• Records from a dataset

++++++++++

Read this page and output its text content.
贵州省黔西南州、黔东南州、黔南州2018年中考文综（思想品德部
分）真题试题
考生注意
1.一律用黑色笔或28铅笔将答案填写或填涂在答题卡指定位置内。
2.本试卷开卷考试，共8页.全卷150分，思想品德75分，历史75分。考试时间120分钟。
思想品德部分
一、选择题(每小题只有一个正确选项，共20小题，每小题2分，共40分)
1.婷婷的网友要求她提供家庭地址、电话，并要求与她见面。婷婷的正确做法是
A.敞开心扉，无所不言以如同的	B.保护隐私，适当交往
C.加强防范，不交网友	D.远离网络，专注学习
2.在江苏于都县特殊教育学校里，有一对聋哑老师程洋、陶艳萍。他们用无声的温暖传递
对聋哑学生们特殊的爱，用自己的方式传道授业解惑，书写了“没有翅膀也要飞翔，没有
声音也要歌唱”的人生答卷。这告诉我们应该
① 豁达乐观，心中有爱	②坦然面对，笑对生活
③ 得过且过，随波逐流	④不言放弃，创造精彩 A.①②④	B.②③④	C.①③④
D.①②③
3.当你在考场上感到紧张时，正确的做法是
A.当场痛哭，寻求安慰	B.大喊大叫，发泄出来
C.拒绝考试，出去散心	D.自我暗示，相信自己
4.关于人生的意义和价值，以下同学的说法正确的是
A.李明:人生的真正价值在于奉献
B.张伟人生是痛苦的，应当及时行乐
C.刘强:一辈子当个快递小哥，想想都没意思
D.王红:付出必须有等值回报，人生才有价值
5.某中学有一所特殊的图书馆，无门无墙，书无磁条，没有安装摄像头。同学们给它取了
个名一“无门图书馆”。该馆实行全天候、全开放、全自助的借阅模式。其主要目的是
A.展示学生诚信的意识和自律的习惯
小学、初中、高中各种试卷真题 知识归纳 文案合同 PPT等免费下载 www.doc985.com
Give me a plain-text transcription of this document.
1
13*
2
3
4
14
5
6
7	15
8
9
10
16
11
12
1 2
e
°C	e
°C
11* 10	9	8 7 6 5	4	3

++++++++++

• Prompt
Write out the material exactly as given.

• Expected answer
Read this page and output its text content.
贵州省黔西南州、黔东南州、黔南州2018年中考文综（思想品德部
分）真题试题
考生注意
1.一律用黑色笔或28铅笔将答案填写或填涂在答题卡指定位置内。
2.本试卷开卷考试，共8页.全卷150分，思想品德75分，历史75分。考试时间120分钟。
思想品德部分
一、选择题(每小题只有一个正确选项，共20小题，每小题2分，共40分)
1.婷婷的网友要求她提供家庭地址、电话，并要求与她见面。婷婷的正确做法是
A.敞开心扉，无所不言以如同的	B.保护隐私，适当交往
C.加强防范，不交网友	D.远离网络，专注学习
2.在江苏于都县特殊教育学校里，有一对聋哑老师程洋、陶艳萍。他们用无声的温暖传递
对聋哑学生们特殊的爱，用自己的方式传道授业解惑，书写了“没有翅膀也要飞翔，没有
声音也要歌唱”的人生答卷。这告诉我们应该
① 豁达乐观，心中有爱	②坦然面对，笑对生活
③ 得过且过，随波逐流	④不言放弃，创造精彩 A.①②④	B.②③④	C.①③④
D.①②③
3.当你在考场上感到紧张时，正确的做法是
A.当场痛哭，寻求安慰	B.大喊大叫，发泄出来
C.拒绝考试，出去散心	D.自我暗示，相信自己
4.关于人生的意义和价值，以下同学的说法正确的是
A.李明:人生的真正价值在于奉献
B.张伟人生是痛苦的，应当及时行乐
C.刘强:一辈子当个快递小哥，想想都没意思
D.王红:付出必须有等值回报，人生才有价值
5.某中学有一所特殊的图书馆，无门无墙，书无磁条，没有安装摄像头。同学们给它取了
个名一“无门图书馆”。该馆实行全天候、全开放、全自助的借阅模式。其主要目的是
A.展示学生诚信的意识和自律的习惯
小学、初中、高中各种试卷真题 知识归纳 文案合同 PPT等免费下载 www.doc985.com
Give me a plain-text transcription of this document.
1
13*
2
3
4
14
5
6
7	15
8
9
10
16
11
12
1 2
e
°C	e
°C
11* 10	9	8 7 6 5	4	3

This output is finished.